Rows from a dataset

__________________________________________________

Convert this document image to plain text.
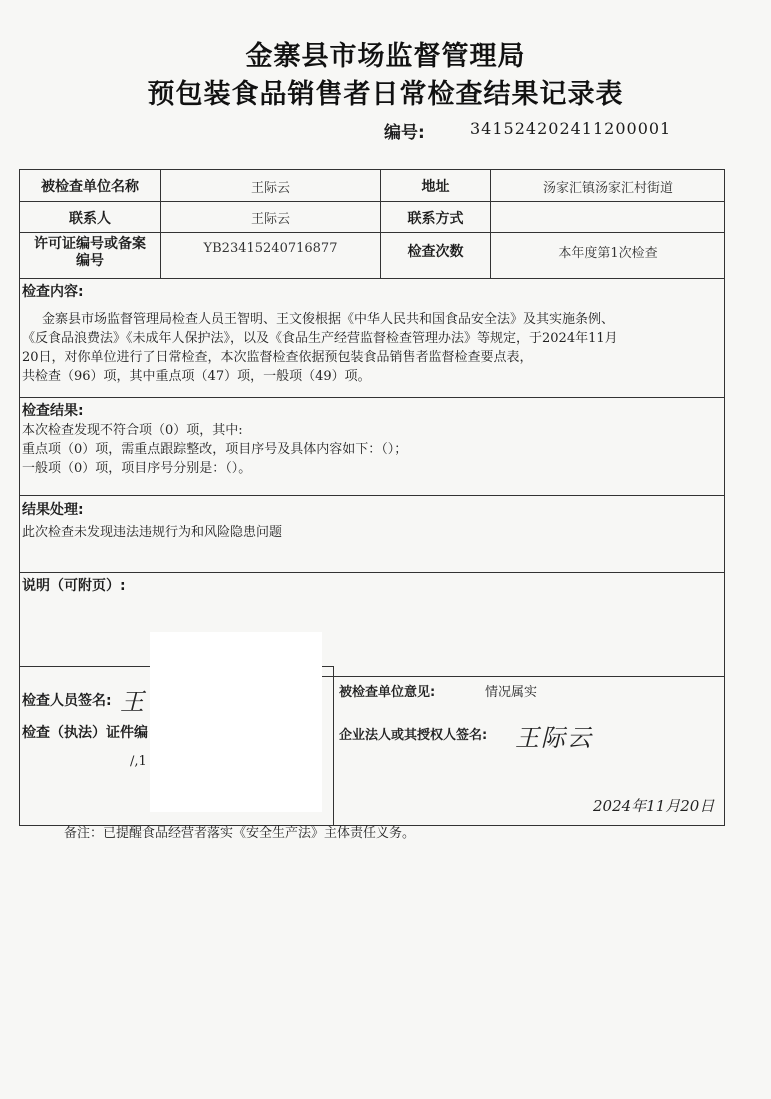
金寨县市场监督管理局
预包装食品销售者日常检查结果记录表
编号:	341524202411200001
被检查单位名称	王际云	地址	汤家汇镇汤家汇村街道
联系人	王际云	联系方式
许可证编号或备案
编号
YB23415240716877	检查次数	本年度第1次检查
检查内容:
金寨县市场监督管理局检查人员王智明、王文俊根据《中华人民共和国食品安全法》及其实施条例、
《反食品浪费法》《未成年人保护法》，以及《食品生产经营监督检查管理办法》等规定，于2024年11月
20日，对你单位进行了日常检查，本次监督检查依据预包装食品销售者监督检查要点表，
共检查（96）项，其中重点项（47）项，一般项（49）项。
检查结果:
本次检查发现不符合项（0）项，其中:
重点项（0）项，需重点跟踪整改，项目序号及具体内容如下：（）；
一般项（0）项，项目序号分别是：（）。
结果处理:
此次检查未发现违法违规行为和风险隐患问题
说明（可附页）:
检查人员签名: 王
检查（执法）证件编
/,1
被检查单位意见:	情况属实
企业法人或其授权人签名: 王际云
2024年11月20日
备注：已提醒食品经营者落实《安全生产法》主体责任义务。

__________________________________________________

- Written exercise:
Restate the entire listing word for word, excluding pictures.

- Result of the exercise:
Convert this document image to plain text.
金寨县市场监督管理局
预包装食品销售者日常检查结果记录表
编号:	341524202411200001
被检查单位名称	王际云	地址	汤家汇镇汤家汇村街道
联系人	王际云	联系方式
许可证编号或备案
编号
YB23415240716877	检查次数	本年度第1次检查
检查内容:
金寨县市场监督管理局检查人员王智明、王文俊根据《中华人民共和国食品安全法》及其实施条例、
《反食品浪费法》《未成年人保护法》，以及《食品生产经营监督检查管理办法》等规定，于2024年11月
20日，对你单位进行了日常检查，本次监督检查依据预包装食品销售者监督检查要点表，
共检查（96）项，其中重点项（47）项，一般项（49）项。
检查结果:
本次检查发现不符合项（0）项，其中:
重点项（0）项，需重点跟踪整改，项目序号及具体内容如下：（）；
一般项（0）项，项目序号分别是：（）。
结果处理:
此次检查未发现违法违规行为和风险隐患问题
说明（可附页）:
检查人员签名: 王
检查（执法）证件编
/,1
被检查单位意见:	情况属实
企业法人或其授权人签名: 王际云
2024年11月20日
备注：已提醒食品经营者落实《安全生产法》主体责任义务。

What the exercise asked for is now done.